◆ Given entries ◆
—————
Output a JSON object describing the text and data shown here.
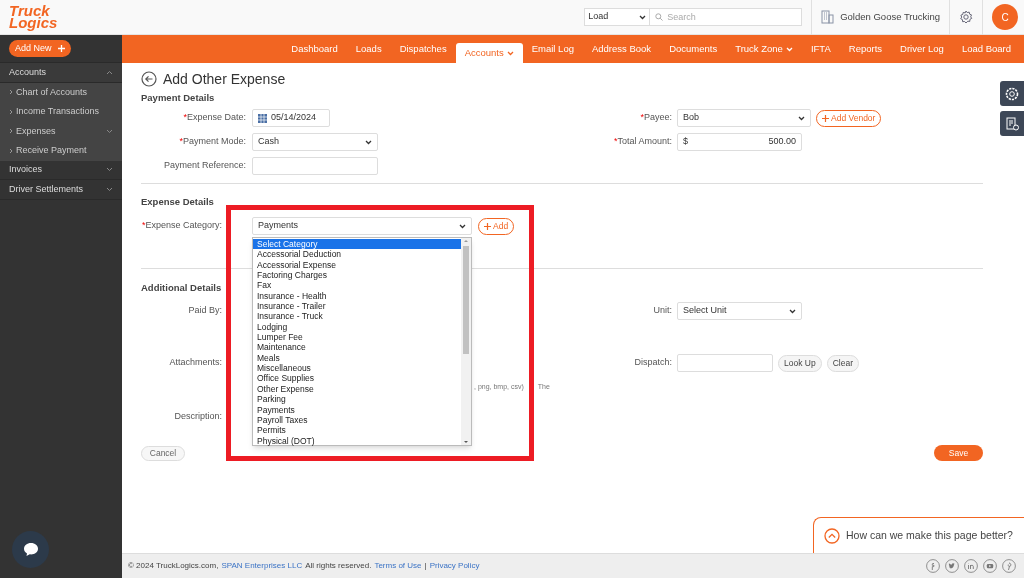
{
  "header": {
    "logo": [
      "Truck",
      "Logics"
    ],
    "search_type": "Load",
    "search": {
      "placeholder": "Search"
    },
    "company": "Golden Goose Trucking",
    "avatar": "C"
  },
  "sidebar": {
    "add_new": "Add New",
    "items": [
      {
        "label": "Accounts",
        "expanded": true,
        "children": [
          {
            "label": "Chart of Accounts",
            "kind": "link"
          },
          {
            "label": "Income Transactions",
            "kind": "link"
          },
          {
            "label": "Expenses",
            "kind": "group"
          },
          {
            "label": "Receive Payment",
            "kind": "link"
          }
        ]
      },
      {
        "label": "Invoices",
        "expanded": false
      },
      {
        "label": "Driver Settlements",
        "expanded": false
      }
    ]
  },
  "nav": [
    {
      "label": "Dashboard",
      "selected": false,
      "has_menu": false
    },
    {
      "label": "Loads",
      "selected": false,
      "has_menu": false
    },
    {
      "label": "Dispatches",
      "selected": false,
      "has_menu": false
    },
    {
      "label": "Accounts",
      "selected": true,
      "has_menu": true
    },
    {
      "label": "Email Log",
      "selected": false,
      "has_menu": false
    },
    {
      "label": "Address Book",
      "selected": false,
      "has_menu": false
    },
    {
      "label": "Documents",
      "selected": false,
      "has_menu": false
    },
    {
      "label": "Truck Zone",
      "selected": false,
      "has_menu": true
    },
    {
      "label": "IFTA",
      "selected": false,
      "has_menu": false
    },
    {
      "label": "Reports",
      "selected": false,
      "has_menu": false
    },
    {
      "label": "Driver Log",
      "selected": false,
      "has_menu": false
    },
    {
      "label": "Load Board",
      "selected": false,
      "has_menu": false
    }
  ],
  "page_title": "Add Other Expense",
  "payment_details": {
    "heading": "Payment Details",
    "expense_date": {
      "required_mark": "*",
      "label": "Expense Date:",
      "value": "05/14/2024"
    },
    "payment_mode": {
      "required_mark": "*",
      "label": "Payment Mode:",
      "value": "Cash"
    },
    "payment_reference": {
      "label": "Payment Reference:"
    },
    "payee": {
      "required_mark": "*",
      "label": "Payee:",
      "value": "Bob",
      "button": "Add Vendor"
    },
    "total_amount": {
      "required_mark": "*",
      "label": "Total Amount:",
      "currency": "$",
      "value": "500.00"
    }
  },
  "expense_details": {
    "heading": "Expense Details",
    "category": {
      "required_mark": "*",
      "label": "Expense Category:",
      "value": "Payments",
      "button": "Add"
    },
    "options": [
      {
        "label": "Select Category",
        "selected": true
      },
      {
        "label": "Accessorial Deduction",
        "selected": false
      },
      {
        "label": "Accessorial Expense",
        "selected": false
      },
      {
        "label": "Factoring Charges",
        "selected": false
      },
      {
        "label": "Fax",
        "selected": false
      },
      {
        "label": "Insurance - Health",
        "selected": false
      },
      {
        "label": "Insurance - Trailer",
        "selected": false
      },
      {
        "label": "Insurance - Truck",
        "selected": false
      },
      {
        "label": "Lodging",
        "selected": false
      },
      {
        "label": "Lumper Fee",
        "selected": false
      },
      {
        "label": "Maintenance",
        "selected": false
      },
      {
        "label": "Meals",
        "selected": false
      },
      {
        "label": "Miscellaneous",
        "selected": false
      },
      {
        "label": "Office Supplies",
        "selected": false
      },
      {
        "label": "Other Expense",
        "selected": false
      },
      {
        "label": "Parking",
        "selected": false
      },
      {
        "label": "Payments",
        "selected": false
      },
      {
        "label": "Payroll Taxes",
        "selected": false
      },
      {
        "label": "Permits",
        "selected": false
      },
      {
        "label": "Physical (DOT)",
        "selected": false
      }
    ]
  },
  "additional_details": {
    "heading": "Additional Details",
    "paid_by": {
      "label": "Paid By:"
    },
    "unit": {
      "label": "Unit:",
      "value": "Select Unit"
    },
    "attachments": {
      "label": "Attachments:",
      "hint": [
        ", png, bmp, csv)",
        "The"
      ]
    },
    "dispatch": {
      "label": "Dispatch:",
      "buttons": [
        "Look Up",
        "Clear"
      ]
    },
    "description": {
      "label": "Description:"
    }
  },
  "buttons": {
    "cancel": "Cancel",
    "save": "Save"
  },
  "feedback": "How can we make this page better?",
  "footer": {
    "copyright": "© 2024 TruckLogics.com,",
    "company_link": "SPAN Enterprises LLC",
    "rights": "All rights reserved.",
    "terms": "Terms of Use",
    "separator": "|",
    "privacy": "Privacy Policy"
  }
}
—————
◆ What to do ◆
Output the data exactly. Pictures don't belong in the result.

◆ The result ◆
Output a JSON object describing the text and data shown here.
{
  "header": {
    "logo": [
      "Truck",
      "Logics"
    ],
    "search_type": "Load",
    "search": {
      "placeholder": "Search"
    },
    "company": "Golden Goose Trucking",
    "avatar": "C"
  },
  "sidebar": {
    "add_new": "Add New",
    "items": [
      {
        "label": "Accounts",
        "expanded": true,
        "children": [
          {
            "label": "Chart of Accounts",
            "kind": "link"
          },
          {
            "label": "Income Transactions",
            "kind": "link"
          },
          {
            "label": "Expenses",
            "kind": "group"
          },
          {
            "label": "Receive Payment",
            "kind": "link"
          }
        ]
      },
      {
        "label": "Invoices",
        "expanded": false
      },
      {
        "label": "Driver Settlements",
        "expanded": false
      }
    ]
  },
  "nav": [
    {
      "label": "Dashboard",
      "selected": false,
      "has_menu": false
    },
    {
      "label": "Loads",
      "selected": false,
      "has_menu": false
    },
    {
      "label": "Dispatches",
      "selected": false,
      "has_menu": false
    },
    {
      "label": "Accounts",
      "selected": true,
      "has_menu": true
    },
    {
      "label": "Email Log",
      "selected": false,
      "has_menu": false
    },
    {
      "label": "Address Book",
      "selected": false,
      "has_menu": false
    },
    {
      "label": "Documents",
      "selected": false,
      "has_menu": false
    },
    {
      "label": "Truck Zone",
      "selected": false,
      "has_menu": true
    },
    {
      "label": "IFTA",
      "selected": false,
      "has_menu": false
    },
    {
      "label": "Reports",
      "selected": false,
      "has_menu": false
    },
    {
      "label": "Driver Log",
      "selected": false,
      "has_menu": false
    },
    {
      "label": "Load Board",
      "selected": false,
      "has_menu": false
    }
  ],
  "page_title": "Add Other Expense",
  "payment_details": {
    "heading": "Payment Details",
    "expense_date": {
      "required_mark": "*",
      "label": "Expense Date:",
      "value": "05/14/2024"
    },
    "payment_mode": {
      "required_mark": "*",
      "label": "Payment Mode:",
      "value": "Cash"
    },
    "payment_reference": {
      "label": "Payment Reference:"
    },
    "payee": {
      "required_mark": "*",
      "label": "Payee:",
      "value": "Bob",
      "button": "Add Vendor"
    },
    "total_amount": {
      "required_mark": "*",
      "label": "Total Amount:",
      "currency": "$",
      "value": "500.00"
    }
  },
  "expense_details": {
    "heading": "Expense Details",
    "category": {
      "required_mark": "*",
      "label": "Expense Category:",
      "value": "Payments",
      "button": "Add"
    },
    "options": [
      {
        "label": "Select Category",
        "selected": true
      },
      {
        "label": "Accessorial Deduction",
        "selected": false
      },
      {
        "label": "Accessorial Expense",
        "selected": false
      },
      {
        "label": "Factoring Charges",
        "selected": false
      },
      {
        "label": "Fax",
        "selected": false
      },
      {
        "label": "Insurance - Health",
        "selected": false
      },
      {
        "label": "Insurance - Trailer",
        "selected": false
      },
      {
        "label": "Insurance - Truck",
        "selected": false
      },
      {
        "label": "Lodging",
        "selected": false
      },
      {
        "label": "Lumper Fee",
        "selected": false
      },
      {
        "label": "Maintenance",
        "selected": false
      },
      {
        "label": "Meals",
        "selected": false
      },
      {
        "label": "Miscellaneous",
        "selected": false
      },
      {
        "label": "Office Supplies",
        "selected": false
      },
      {
        "label": "Other Expense",
        "selected": false
      },
      {
        "label": "Parking",
        "selected": false
      },
      {
        "label": "Payments",
        "selected": false
      },
      {
        "label": "Payroll Taxes",
        "selected": false
      },
      {
        "label": "Permits",
        "selected": false
      },
      {
        "label": "Physical (DOT)",
        "selected": false
      }
    ]
  },
  "additional_details": {
    "heading": "Additional Details",
    "paid_by": {
      "label": "Paid By:"
    },
    "unit": {
      "label": "Unit:",
      "value": "Select Unit"
    },
    "attachments": {
      "label": "Attachments:",
      "hint": [
        ", png, bmp, csv)",
        "The"
      ]
    },
    "dispatch": {
      "label": "Dispatch:",
      "buttons": [
        "Look Up",
        "Clear"
      ]
    },
    "description": {
      "label": "Description:"
    }
  },
  "buttons": {
    "cancel": "Cancel",
    "save": "Save"
  },
  "feedback": "How can we make this page better?",
  "footer": {
    "copyright": "© 2024 TruckLogics.com,",
    "company_link": "SPAN Enterprises LLC",
    "rights": "All rights reserved.",
    "terms": "Terms of Use",
    "separator": "|",
    "privacy": "Privacy Policy"
  }
}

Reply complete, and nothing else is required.